[START Passage provided]
Presentation for the 2011 Community Movements Conference at Trent University
February 12th, 2011
Trying to understand Canadian foreign policy or our mining policy in practice was one of the aims that I had when I set off to Ecuador several years ago, so I'm happy to see that it's a main focus of this conference. I want to share just a few insights into what I see happening, and try to contribute to the discussion about how we might respond.
First, a bit of an overview. Canada is an important player in the global mining industry. Nearly a quarter of the top forty mining companies in the world are Canadian-owned and roughly 60% of the world's publicly traded mining companies are listed on Canadian stock exchanges, far more than any other stock exchange. In Latin America alone, a region that we have made an economic and foreign policy priority, Canadian financed companies hold about 1,400 metal mining properties from Mexico to Argentina.
But companies don't just obtain financing in Canada. Canadian-financed companies, which dominate the mining sector in some countries - such as Guatemala or Ecuador – are able to sustain strong lobbies regarding mining policy changes, often receiving substantial support from Canadian embassies abroad.
Today, with prices for commodities, like gold, booming the pressure is on to expand old mines and to open up new ones. While you might hear a lot of talk from industry and its promoters about the importance of mining for development, the national interest, or jobs and community well-being, it is worth keeping in mind that it is not the participation and interests of local people and their institutions that drive this industry, but rather the piles of profits that an operating mine can pull in as it tears down mountains, builds deep tunnels near precious headwaters, or opens up roads and pits in remote and sometimes sacred lands.
[END Passage provided]
[START Given information]
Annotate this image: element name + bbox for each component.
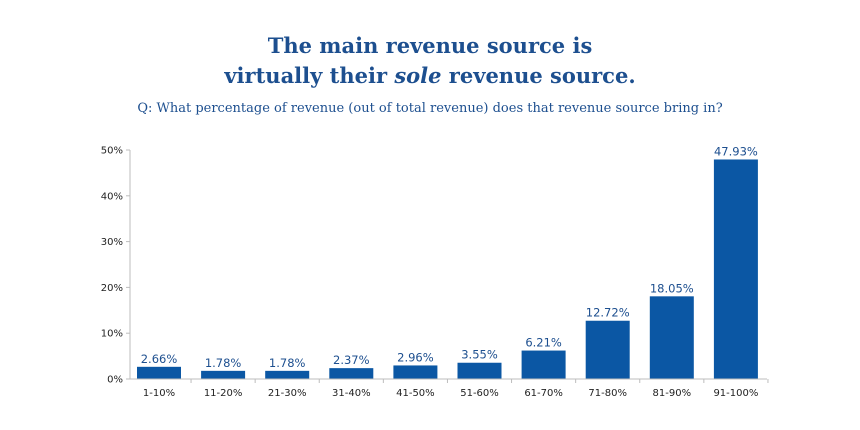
title-line-2-prefix: virtually their (224, 63, 395, 88)
bar-21-30 (265, 370, 310, 379)
x-tick-label: 41-50% (396, 388, 435, 399)
bar-31-40 (329, 368, 374, 379)
y-tick-label: 10% (101, 329, 123, 340)
x-tick-label: 91-100% (713, 388, 758, 399)
x-tick-label: 21-30% (268, 388, 307, 399)
data-label: 6.21% (525, 336, 562, 350)
data-label: 1.78% (205, 356, 242, 370)
bar-41-50 (393, 365, 438, 379)
y-tick-label: 50% (101, 146, 123, 157)
title-line-1: The main revenue source is (267, 33, 593, 58)
x-tick-label: 71-80% (588, 388, 627, 399)
y-tick-label: 0% (107, 375, 123, 386)
data-label: 3.55% (461, 348, 498, 362)
title-line-2: virtually their sole revenue source. (0, 61, 860, 91)
data-label: 2.66% (141, 352, 178, 366)
x-tick-label: 1-10% (143, 388, 175, 399)
data-label: 12.72% (586, 306, 630, 320)
data-label: 47.93% (714, 144, 758, 158)
chart-subtitle: Q: What percentage of revenue (out of to… (137, 101, 723, 116)
bar-71-80 (585, 320, 630, 379)
title-emphasis: sole (394, 63, 442, 88)
y-tick-label: 40% (101, 191, 123, 202)
data-label: 2.37% (333, 353, 370, 367)
title-line-2-suffix: revenue source. (441, 63, 636, 88)
bar-61-70 (521, 350, 566, 379)
data-label: 1.78% (269, 356, 306, 370)
bar-81-90 (649, 296, 694, 379)
x-tick-label: 51-60% (460, 388, 499, 399)
chart-title: The main revenue source is virtually the… (0, 31, 860, 91)
x-tick-label: 81-90% (653, 388, 692, 399)
data-label: 2.96% (397, 350, 434, 364)
x-tick-label: 31-40% (332, 388, 371, 399)
data-label: 18.05% (650, 281, 694, 295)
bar-1-10 (137, 366, 181, 379)
bar-51-60 (457, 362, 502, 379)
x-tick-label: 11-20% (204, 388, 243, 399)
bar-91-100 (713, 159, 758, 379)
x-tick-label: 61-70% (524, 388, 563, 399)
y-tick-label: 20% (101, 283, 123, 294)
y-tick-label: 30% (101, 237, 123, 248)
bar-11-20 (201, 370, 246, 379)
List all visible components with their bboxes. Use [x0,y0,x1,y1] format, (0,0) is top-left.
[END Given information]
* _Request_:
Could you copy out the conference presentation word for word, starting at the words "Today, with prices" and stopping after "sometimes sacred lands."?

* _Written response_:
Today, with prices for commodities, like gold, booming the pressure is on to expand old mines and to open up new ones. While you might hear a lot of talk from industry and its promoters about the importance of mining for development, the national interest, or jobs and community well-being, it is worth keeping in mind that it is not the participation and interests of local people and their institutions that drive this industry, but rather the piles of profits that an operating mine can pull in as it tears down mountains, builds deep tunnels near precious headwaters, or opens up roads and pits in remote and sometimes sacred lands.